- [RECORDS]:
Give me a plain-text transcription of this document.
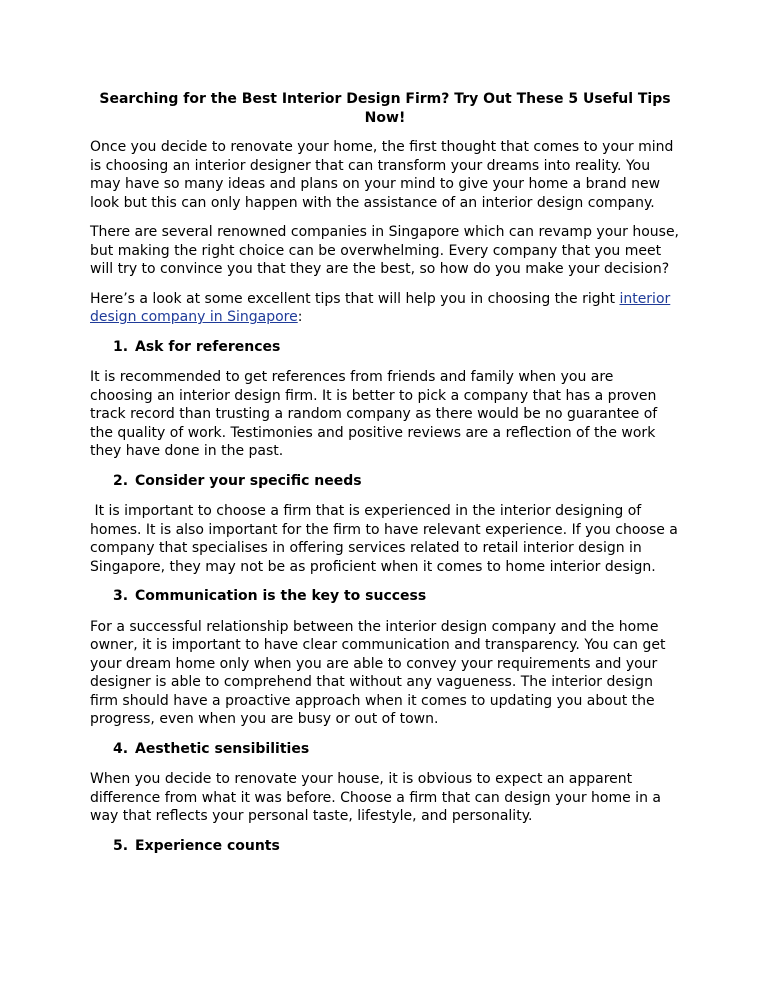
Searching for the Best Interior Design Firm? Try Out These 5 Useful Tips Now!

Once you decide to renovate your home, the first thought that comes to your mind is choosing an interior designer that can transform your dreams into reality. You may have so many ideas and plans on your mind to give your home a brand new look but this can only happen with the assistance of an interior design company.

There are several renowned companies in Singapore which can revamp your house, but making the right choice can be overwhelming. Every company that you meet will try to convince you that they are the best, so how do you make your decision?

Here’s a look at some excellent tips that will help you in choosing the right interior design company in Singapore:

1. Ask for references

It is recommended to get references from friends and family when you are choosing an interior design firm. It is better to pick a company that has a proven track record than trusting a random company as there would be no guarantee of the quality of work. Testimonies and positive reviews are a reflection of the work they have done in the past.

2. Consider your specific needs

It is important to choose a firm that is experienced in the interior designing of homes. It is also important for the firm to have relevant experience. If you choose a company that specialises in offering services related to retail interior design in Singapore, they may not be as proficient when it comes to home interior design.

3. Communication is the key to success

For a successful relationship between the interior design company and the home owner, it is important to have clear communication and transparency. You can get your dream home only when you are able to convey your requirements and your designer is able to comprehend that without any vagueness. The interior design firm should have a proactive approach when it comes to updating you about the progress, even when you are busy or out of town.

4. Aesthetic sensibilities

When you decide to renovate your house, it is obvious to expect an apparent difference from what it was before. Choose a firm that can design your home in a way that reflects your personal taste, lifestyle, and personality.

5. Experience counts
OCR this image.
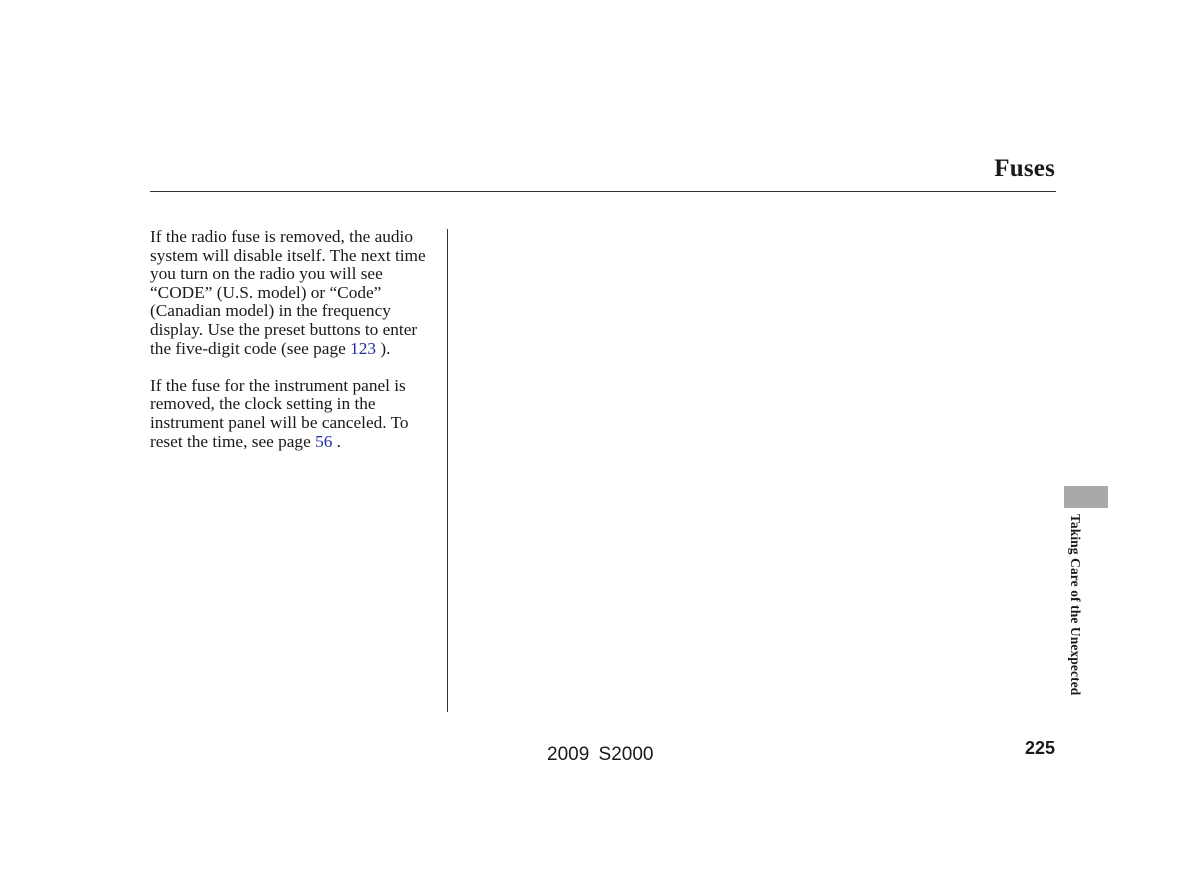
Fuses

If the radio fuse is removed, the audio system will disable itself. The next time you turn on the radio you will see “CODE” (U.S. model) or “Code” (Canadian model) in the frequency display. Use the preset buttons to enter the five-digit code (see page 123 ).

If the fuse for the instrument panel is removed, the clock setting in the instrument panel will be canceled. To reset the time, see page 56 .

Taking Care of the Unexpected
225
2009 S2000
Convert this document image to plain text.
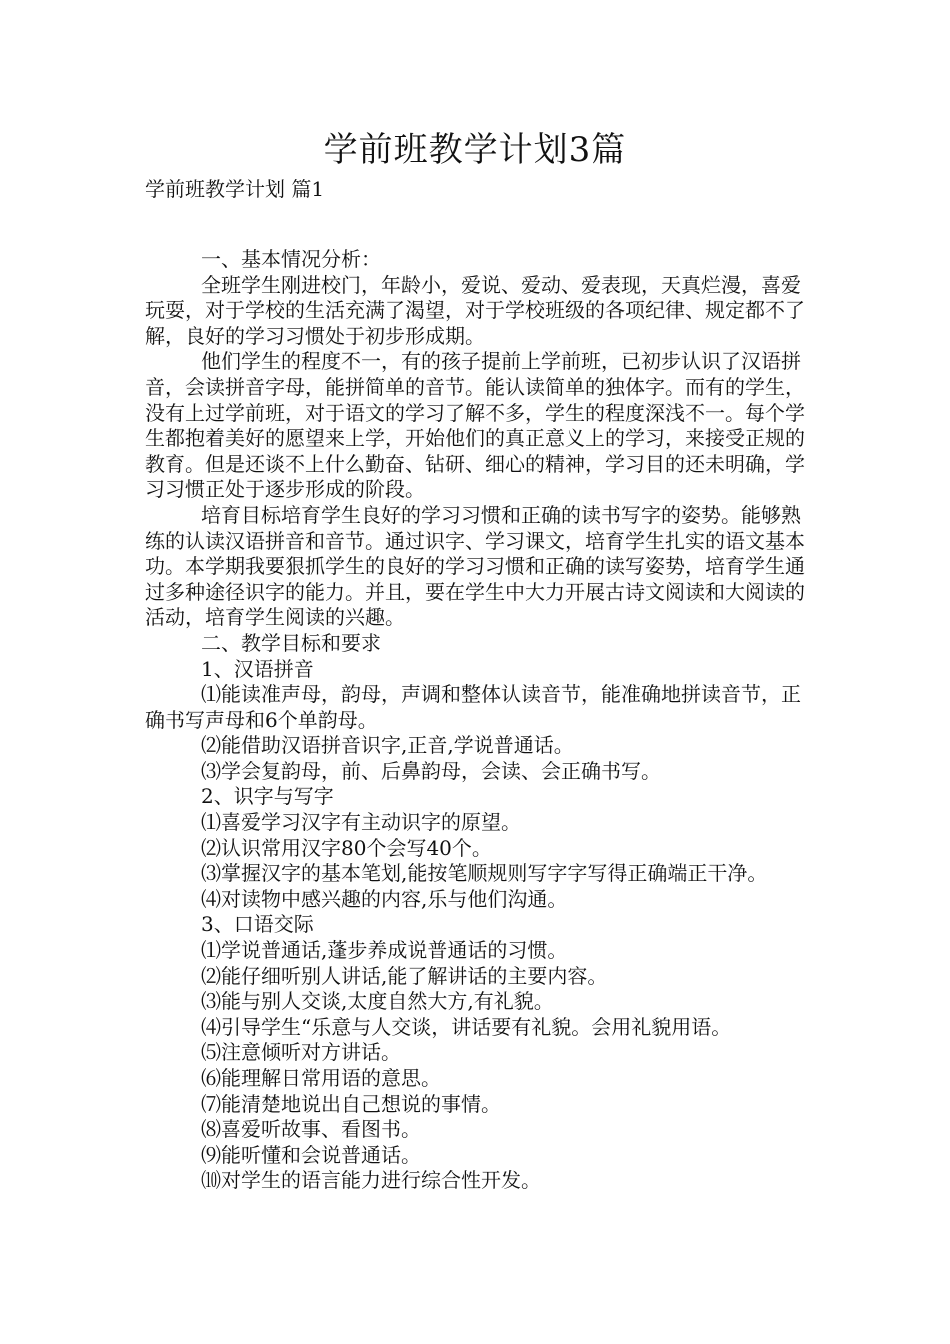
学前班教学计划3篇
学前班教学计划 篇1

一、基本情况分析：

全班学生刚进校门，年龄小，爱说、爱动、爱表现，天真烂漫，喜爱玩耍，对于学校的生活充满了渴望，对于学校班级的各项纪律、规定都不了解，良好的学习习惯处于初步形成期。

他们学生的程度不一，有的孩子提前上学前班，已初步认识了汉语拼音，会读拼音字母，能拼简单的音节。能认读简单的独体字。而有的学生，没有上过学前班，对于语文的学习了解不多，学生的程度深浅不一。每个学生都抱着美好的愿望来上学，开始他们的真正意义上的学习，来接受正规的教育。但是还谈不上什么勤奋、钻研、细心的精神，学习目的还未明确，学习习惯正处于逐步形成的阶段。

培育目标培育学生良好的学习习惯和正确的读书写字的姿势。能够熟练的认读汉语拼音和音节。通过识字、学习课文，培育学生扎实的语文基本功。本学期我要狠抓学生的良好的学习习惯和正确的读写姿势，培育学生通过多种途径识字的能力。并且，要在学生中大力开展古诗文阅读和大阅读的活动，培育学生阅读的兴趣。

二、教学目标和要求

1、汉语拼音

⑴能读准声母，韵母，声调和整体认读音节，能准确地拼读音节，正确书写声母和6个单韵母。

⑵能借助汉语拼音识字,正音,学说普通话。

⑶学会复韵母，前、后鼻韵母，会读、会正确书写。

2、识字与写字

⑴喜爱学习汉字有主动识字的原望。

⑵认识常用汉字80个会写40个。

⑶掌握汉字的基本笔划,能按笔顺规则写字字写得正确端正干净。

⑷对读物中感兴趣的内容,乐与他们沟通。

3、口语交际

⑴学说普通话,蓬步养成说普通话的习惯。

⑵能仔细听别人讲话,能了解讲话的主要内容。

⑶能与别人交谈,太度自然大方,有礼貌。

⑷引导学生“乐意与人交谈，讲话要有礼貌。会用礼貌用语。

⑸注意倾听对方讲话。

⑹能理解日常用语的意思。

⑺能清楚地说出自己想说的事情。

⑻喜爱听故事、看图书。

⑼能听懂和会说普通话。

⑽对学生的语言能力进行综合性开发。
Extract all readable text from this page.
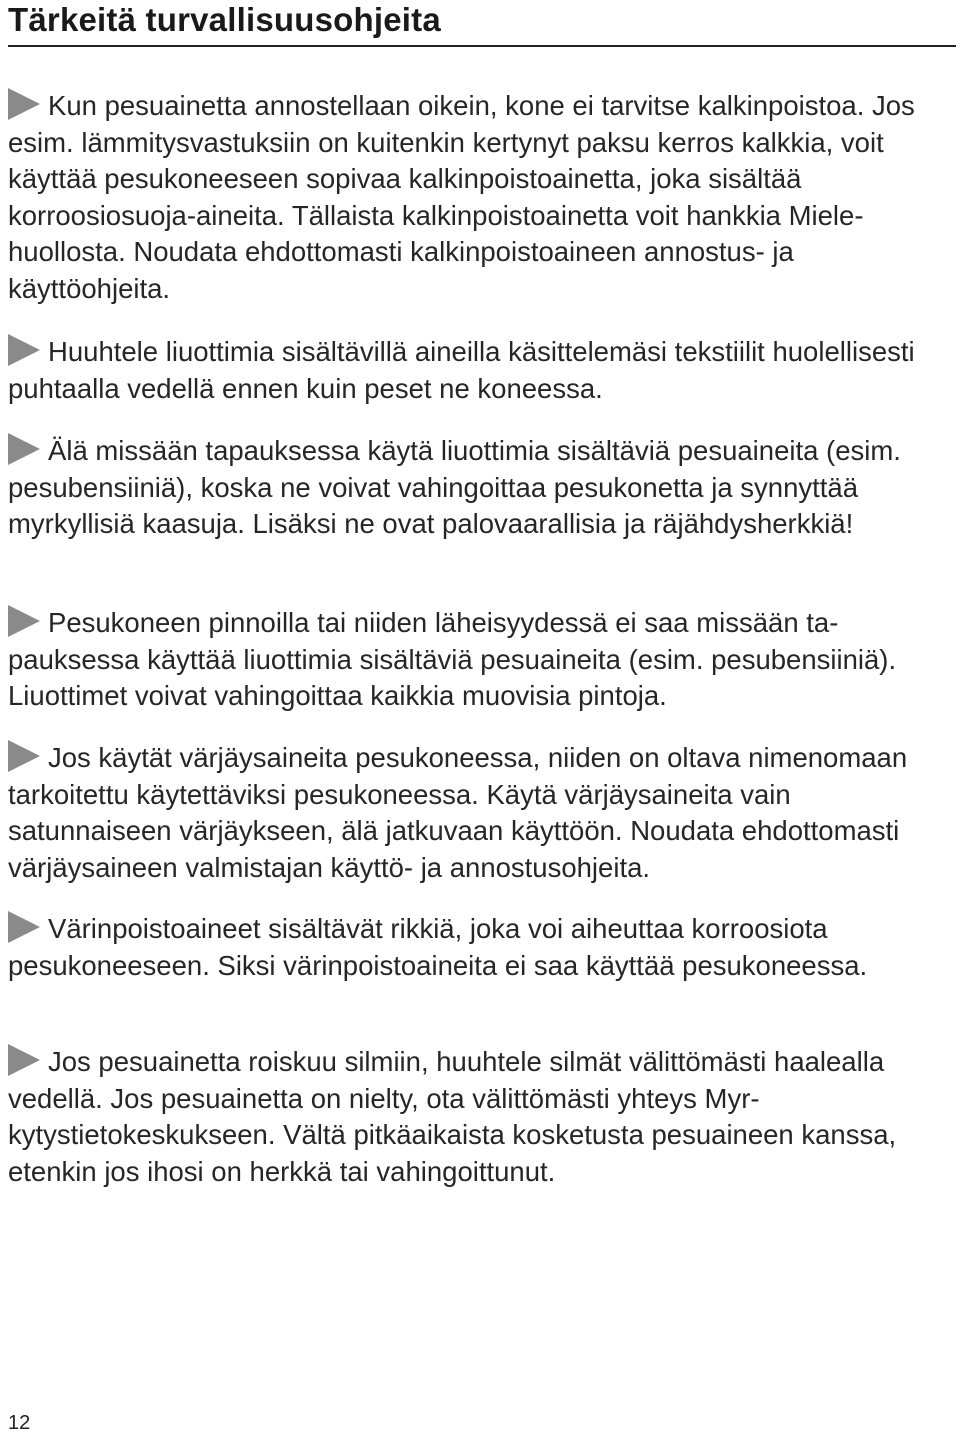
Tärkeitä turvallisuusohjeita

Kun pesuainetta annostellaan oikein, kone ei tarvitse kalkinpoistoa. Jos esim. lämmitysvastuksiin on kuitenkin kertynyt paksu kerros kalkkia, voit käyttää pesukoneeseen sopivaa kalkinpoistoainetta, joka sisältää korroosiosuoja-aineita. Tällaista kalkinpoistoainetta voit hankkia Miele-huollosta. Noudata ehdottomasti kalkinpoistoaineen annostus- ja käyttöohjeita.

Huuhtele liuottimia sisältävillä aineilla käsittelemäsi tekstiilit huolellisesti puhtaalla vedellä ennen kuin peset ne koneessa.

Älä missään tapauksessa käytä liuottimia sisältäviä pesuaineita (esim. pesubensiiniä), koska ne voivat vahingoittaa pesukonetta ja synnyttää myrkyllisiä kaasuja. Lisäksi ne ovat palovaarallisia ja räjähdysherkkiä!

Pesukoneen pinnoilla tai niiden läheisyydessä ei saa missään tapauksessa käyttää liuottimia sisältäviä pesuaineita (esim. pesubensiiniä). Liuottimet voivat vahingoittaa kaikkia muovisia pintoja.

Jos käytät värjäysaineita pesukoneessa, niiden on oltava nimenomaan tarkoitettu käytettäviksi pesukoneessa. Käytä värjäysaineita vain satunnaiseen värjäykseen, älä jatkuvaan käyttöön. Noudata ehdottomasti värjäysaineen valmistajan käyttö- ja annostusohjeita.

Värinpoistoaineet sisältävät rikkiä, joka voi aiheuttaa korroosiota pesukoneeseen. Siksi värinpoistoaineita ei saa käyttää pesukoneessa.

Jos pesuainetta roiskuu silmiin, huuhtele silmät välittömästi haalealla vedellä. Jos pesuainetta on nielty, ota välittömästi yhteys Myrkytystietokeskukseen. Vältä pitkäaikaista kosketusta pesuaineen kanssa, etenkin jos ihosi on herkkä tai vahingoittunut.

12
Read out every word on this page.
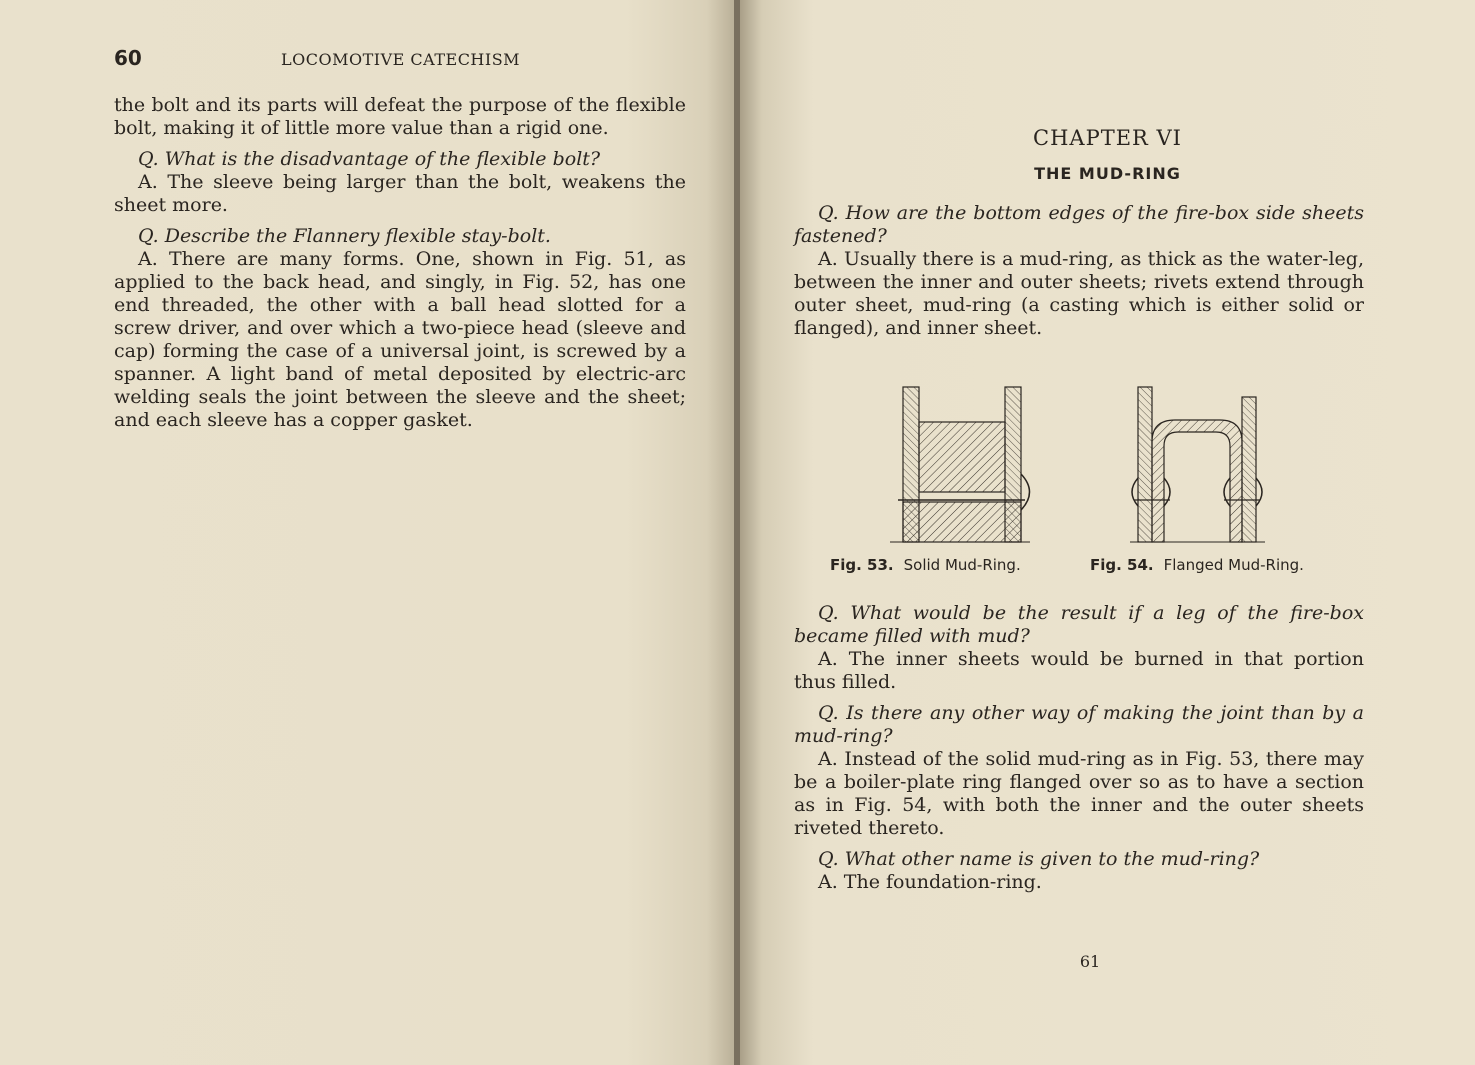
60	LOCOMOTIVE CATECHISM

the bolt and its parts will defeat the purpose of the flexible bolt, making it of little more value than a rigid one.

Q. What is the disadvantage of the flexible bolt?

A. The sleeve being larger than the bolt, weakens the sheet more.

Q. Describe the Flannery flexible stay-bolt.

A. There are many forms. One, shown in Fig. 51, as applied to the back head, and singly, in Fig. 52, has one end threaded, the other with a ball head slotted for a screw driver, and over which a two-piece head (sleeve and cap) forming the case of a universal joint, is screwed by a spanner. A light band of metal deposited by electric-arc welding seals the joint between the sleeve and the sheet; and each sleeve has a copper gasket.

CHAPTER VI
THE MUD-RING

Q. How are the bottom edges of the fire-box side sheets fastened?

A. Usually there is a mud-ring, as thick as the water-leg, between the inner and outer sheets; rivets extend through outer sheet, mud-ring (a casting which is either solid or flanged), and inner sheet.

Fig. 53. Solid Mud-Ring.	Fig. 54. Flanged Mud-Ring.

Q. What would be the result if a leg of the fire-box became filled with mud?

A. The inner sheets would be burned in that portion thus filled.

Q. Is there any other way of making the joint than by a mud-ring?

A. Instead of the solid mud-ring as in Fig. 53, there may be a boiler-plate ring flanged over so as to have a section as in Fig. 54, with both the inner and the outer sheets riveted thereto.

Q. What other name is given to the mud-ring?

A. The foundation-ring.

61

- [WHAT IS ASKED]: Report how many lines in the data contain the word "sleeve", with no words besides the number.

- [EXERCISE RESULT]: 2